▶ _Extracted material_:
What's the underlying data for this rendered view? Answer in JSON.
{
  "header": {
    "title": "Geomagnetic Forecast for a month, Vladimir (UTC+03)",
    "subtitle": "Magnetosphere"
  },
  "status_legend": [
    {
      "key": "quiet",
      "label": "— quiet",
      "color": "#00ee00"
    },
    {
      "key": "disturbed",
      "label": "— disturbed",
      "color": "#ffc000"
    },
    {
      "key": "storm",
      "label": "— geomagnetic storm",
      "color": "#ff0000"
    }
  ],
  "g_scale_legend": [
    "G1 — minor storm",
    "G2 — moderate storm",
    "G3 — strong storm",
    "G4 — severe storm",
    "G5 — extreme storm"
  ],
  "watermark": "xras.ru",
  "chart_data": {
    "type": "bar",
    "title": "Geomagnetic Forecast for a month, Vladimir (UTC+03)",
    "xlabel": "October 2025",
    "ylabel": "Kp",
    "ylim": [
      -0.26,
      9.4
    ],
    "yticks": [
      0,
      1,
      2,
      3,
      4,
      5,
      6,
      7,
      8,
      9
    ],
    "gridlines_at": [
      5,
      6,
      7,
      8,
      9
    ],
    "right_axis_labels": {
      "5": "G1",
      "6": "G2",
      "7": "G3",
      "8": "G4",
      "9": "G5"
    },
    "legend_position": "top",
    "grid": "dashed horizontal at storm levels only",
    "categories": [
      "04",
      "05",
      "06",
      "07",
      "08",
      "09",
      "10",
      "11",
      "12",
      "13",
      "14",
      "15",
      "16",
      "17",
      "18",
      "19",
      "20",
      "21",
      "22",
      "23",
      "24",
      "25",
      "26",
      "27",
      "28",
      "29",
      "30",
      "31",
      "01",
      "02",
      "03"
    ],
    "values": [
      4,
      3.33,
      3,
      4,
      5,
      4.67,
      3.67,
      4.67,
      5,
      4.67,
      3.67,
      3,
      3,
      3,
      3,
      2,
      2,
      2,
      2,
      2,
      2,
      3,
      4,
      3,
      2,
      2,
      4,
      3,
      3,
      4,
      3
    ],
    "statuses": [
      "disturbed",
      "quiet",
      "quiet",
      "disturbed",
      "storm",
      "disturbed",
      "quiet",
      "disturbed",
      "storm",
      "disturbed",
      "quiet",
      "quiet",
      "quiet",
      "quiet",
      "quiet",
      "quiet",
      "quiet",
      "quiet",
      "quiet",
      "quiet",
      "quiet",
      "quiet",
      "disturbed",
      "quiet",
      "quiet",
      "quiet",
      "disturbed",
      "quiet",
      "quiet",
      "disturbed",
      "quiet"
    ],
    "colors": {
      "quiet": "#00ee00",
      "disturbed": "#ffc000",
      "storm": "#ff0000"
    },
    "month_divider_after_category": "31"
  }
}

▶ _Task_:
All of the entries should be written out again exactly.

▶ _Response to this task_:
What's the underlying data for this rendered view? Answer in JSON.
{
  "header": {
    "title": "Geomagnetic Forecast for a month, Vladimir (UTC+03)",
    "subtitle": "Magnetosphere"
  },
  "status_legend": [
    {
      "key": "quiet",
      "label": "— quiet",
      "color": "#00ee00"
    },
    {
      "key": "disturbed",
      "label": "— disturbed",
      "color": "#ffc000"
    },
    {
      "key": "storm",
      "label": "— geomagnetic storm",
      "color": "#ff0000"
    }
  ],
  "g_scale_legend": [
    "G1 — minor storm",
    "G2 — moderate storm",
    "G3 — strong storm",
    "G4 — severe storm",
    "G5 — extreme storm"
  ],
  "watermark": "xras.ru",
  "chart_data": {
    "type": "bar",
    "title": "Geomagnetic Forecast for a month, Vladimir (UTC+03)",
    "xlabel": "October 2025",
    "ylabel": "Kp",
    "ylim": [
      -0.26,
      9.4
    ],
    "yticks": [
      0,
      1,
      2,
      3,
      4,
      5,
      6,
      7,
      8,
      9
    ],
    "gridlines_at": [
      5,
      6,
      7,
      8,
      9
    ],
    "right_axis_labels": {
      "5": "G1",
      "6": "G2",
      "7": "G3",
      "8": "G4",
      "9": "G5"
    },
    "legend_position": "top",
    "grid": "dashed horizontal at storm levels only",
    "categories": [
      "04",
      "05",
      "06",
      "07",
      "08",
      "09",
      "10",
      "11",
      "12",
      "13",
      "14",
      "15",
      "16",
      "17",
      "18",
      "19",
      "20",
      "21",
      "22",
      "23",
      "24",
      "25",
      "26",
      "27",
      "28",
      "29",
      "30",
      "31",
      "01",
      "02",
      "03"
    ],
    "values": [
      4,
      3.33,
      3,
      4,
      5,
      4.67,
      3.67,
      4.67,
      5,
      4.67,
      3.67,
      3,
      3,
      3,
      3,
      2,
      2,
      2,
      2,
      2,
      2,
      3,
      4,
      3,
      2,
      2,
      4,
      3,
      3,
      4,
      3
    ],
    "statuses": [
      "disturbed",
      "quiet",
      "quiet",
      "disturbed",
      "storm",
      "disturbed",
      "quiet",
      "disturbed",
      "storm",
      "disturbed",
      "quiet",
      "quiet",
      "quiet",
      "quiet",
      "quiet",
      "quiet",
      "quiet",
      "quiet",
      "quiet",
      "quiet",
      "quiet",
      "quiet",
      "disturbed",
      "quiet",
      "quiet",
      "quiet",
      "disturbed",
      "quiet",
      "quiet",
      "disturbed",
      "quiet"
    ],
    "colors": {
      "quiet": "#00ee00",
      "disturbed": "#ffc000",
      "storm": "#ff0000"
    },
    "month_divider_after_category": "31"
  }
}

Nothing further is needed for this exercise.